Return the records word for word. Any pictures in them are not part of the copy.

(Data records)

.....

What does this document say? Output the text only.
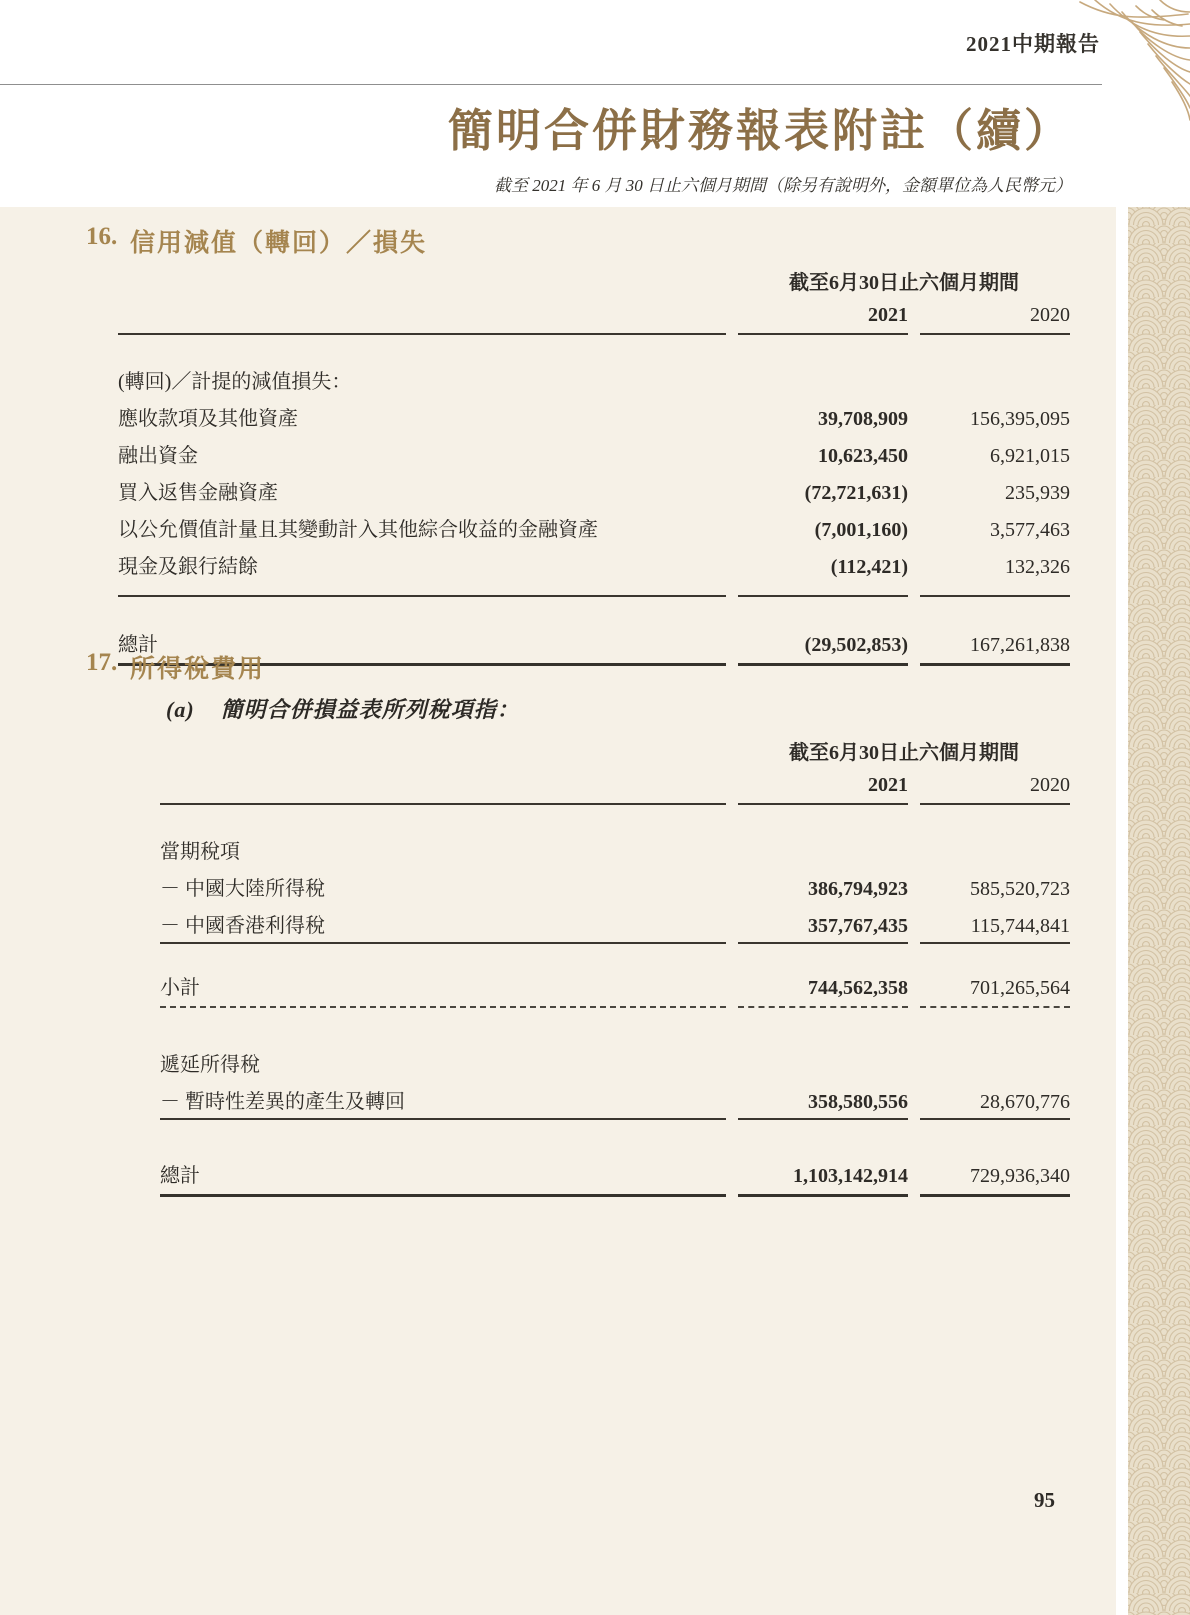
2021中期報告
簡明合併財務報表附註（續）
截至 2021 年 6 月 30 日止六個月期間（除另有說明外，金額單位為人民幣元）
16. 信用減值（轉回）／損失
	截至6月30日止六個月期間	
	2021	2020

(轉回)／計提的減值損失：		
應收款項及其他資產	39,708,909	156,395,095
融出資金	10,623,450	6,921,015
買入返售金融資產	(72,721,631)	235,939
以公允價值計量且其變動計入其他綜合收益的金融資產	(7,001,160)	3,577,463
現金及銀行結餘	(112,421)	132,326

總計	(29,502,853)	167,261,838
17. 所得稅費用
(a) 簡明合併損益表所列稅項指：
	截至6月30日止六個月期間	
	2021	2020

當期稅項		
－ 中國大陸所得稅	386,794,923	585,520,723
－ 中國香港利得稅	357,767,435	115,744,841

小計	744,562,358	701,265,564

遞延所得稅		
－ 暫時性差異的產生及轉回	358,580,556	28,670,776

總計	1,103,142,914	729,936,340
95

.....

#### [Exercise result]
What does this document say? Output the text only.
2021中期報告
簡明合併財務報表附註（續）
截至 2021 年 6 月 30 日止六個月期間（除另有說明外，金額單位為人民幣元）
16. 信用減值（轉回）／損失
	截至6月30日止六個月期間	
	2021	2020

(轉回)／計提的減值損失：		
應收款項及其他資產	39,708,909	156,395,095
融出資金	10,623,450	6,921,015
買入返售金融資產	(72,721,631)	235,939
以公允價值計量且其變動計入其他綜合收益的金融資產	(7,001,160)	3,577,463
現金及銀行結餘	(112,421)	132,326

總計	(29,502,853)	167,261,838
17. 所得稅費用
(a) 簡明合併損益表所列稅項指：
	截至6月30日止六個月期間	
	2021	2020

當期稅項		
－ 中國大陸所得稅	386,794,923	585,520,723
－ 中國香港利得稅	357,767,435	115,744,841

小計	744,562,358	701,265,564

遞延所得稅		
－ 暫時性差異的產生及轉回	358,580,556	28,670,776

總計	1,103,142,914	729,936,340
95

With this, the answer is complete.